Records from a collection =>
— begin —

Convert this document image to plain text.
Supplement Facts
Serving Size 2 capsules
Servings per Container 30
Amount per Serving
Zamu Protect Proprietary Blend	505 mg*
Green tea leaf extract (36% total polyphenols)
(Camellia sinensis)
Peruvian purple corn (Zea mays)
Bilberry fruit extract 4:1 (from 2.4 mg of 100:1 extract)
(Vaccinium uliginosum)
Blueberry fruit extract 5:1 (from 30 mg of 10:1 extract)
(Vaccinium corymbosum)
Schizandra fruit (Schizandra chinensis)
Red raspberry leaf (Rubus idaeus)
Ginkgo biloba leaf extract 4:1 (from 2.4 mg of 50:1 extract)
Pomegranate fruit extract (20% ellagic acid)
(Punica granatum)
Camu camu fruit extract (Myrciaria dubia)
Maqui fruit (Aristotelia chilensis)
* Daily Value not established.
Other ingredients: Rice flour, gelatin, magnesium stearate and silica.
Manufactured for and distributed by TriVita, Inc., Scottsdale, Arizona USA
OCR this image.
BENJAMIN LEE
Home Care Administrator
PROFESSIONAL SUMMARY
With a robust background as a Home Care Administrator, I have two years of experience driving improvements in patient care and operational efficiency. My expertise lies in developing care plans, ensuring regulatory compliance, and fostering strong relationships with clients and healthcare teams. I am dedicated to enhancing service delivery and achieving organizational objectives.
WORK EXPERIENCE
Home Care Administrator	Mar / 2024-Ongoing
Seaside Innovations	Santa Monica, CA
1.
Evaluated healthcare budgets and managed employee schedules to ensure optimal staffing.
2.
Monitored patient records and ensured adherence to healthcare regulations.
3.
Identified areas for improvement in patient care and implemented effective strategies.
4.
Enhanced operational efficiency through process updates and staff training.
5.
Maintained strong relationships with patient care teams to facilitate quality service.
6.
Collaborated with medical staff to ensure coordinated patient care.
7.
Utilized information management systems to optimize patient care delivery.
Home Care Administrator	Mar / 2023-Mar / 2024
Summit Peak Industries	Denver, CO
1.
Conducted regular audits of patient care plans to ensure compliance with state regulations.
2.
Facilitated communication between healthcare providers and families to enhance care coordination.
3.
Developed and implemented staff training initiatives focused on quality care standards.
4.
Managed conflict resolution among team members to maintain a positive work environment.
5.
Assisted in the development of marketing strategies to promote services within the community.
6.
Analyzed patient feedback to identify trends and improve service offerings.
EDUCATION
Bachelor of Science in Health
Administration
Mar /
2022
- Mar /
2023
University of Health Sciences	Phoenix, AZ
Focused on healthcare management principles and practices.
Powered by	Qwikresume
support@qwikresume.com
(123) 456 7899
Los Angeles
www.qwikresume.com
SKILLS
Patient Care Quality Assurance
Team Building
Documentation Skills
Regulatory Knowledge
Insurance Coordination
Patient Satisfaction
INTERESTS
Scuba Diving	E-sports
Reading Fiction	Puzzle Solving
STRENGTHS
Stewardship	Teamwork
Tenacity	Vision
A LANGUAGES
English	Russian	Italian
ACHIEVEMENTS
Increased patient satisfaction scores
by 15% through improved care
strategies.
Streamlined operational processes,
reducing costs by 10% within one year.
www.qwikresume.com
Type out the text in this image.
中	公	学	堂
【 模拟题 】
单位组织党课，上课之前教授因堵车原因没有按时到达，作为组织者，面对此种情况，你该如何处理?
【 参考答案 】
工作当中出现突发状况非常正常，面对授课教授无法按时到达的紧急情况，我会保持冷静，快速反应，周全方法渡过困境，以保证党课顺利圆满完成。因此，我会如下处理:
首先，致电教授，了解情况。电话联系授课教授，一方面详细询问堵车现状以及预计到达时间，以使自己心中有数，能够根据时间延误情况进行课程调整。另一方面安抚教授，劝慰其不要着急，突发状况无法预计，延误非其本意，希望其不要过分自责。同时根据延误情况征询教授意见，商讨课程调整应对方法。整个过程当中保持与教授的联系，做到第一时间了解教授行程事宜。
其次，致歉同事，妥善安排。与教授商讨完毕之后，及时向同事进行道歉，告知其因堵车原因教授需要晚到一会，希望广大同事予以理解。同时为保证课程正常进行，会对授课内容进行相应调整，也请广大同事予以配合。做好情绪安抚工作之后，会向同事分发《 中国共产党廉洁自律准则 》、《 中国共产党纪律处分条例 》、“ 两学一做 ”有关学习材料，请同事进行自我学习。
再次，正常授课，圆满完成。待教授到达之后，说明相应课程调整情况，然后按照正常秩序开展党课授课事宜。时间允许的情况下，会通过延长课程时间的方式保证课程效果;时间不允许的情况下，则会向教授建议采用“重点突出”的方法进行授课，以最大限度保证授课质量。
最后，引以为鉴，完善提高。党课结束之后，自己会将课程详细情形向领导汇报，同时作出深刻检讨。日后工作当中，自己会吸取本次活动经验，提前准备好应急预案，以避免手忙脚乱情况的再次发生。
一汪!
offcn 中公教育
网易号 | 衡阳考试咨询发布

— end —

TASK TO COMPLETE => Exactly and only the lines from the one containing "Type out the text in this image." through the end of the material are to be reproduced, both ends included.

WRITTEN SOLUTION =>
Type out the text in this image.
中	公	学	堂
【 模拟题 】
单位组织党课，上课之前教授因堵车原因没有按时到达，作为组织者，面对此种情况，你该如何处理?
【 参考答案 】
工作当中出现突发状况非常正常，面对授课教授无法按时到达的紧急情况，我会保持冷静，快速反应，周全方法渡过困境，以保证党课顺利圆满完成。因此，我会如下处理:
首先，致电教授，了解情况。电话联系授课教授，一方面详细询问堵车现状以及预计到达时间，以使自己心中有数，能够根据时间延误情况进行课程调整。另一方面安抚教授，劝慰其不要着急，突发状况无法预计，延误非其本意，希望其不要过分自责。同时根据延误情况征询教授意见，商讨课程调整应对方法。整个过程当中保持与教授的联系，做到第一时间了解教授行程事宜。
其次，致歉同事，妥善安排。与教授商讨完毕之后，及时向同事进行道歉，告知其因堵车原因教授需要晚到一会，希望广大同事予以理解。同时为保证课程正常进行，会对授课内容进行相应调整，也请广大同事予以配合。做好情绪安抚工作之后，会向同事分发《 中国共产党廉洁自律准则 》、《 中国共产党纪律处分条例 》、“ 两学一做 ”有关学习材料，请同事进行自我学习。
再次，正常授课，圆满完成。待教授到达之后，说明相应课程调整情况，然后按照正常秩序开展党课授课事宜。时间允许的情况下，会通过延长课程时间的方式保证课程效果;时间不允许的情况下，则会向教授建议采用“重点突出”的方法进行授课，以最大限度保证授课质量。
最后，引以为鉴，完善提高。党课结束之后，自己会将课程详细情形向领导汇报，同时作出深刻检讨。日后工作当中，自己会吸取本次活动经验，提前准备好应急预案，以避免手忙脚乱情况的再次发生。
一汪!
offcn 中公教育
网易号 | 衡阳考试咨询发布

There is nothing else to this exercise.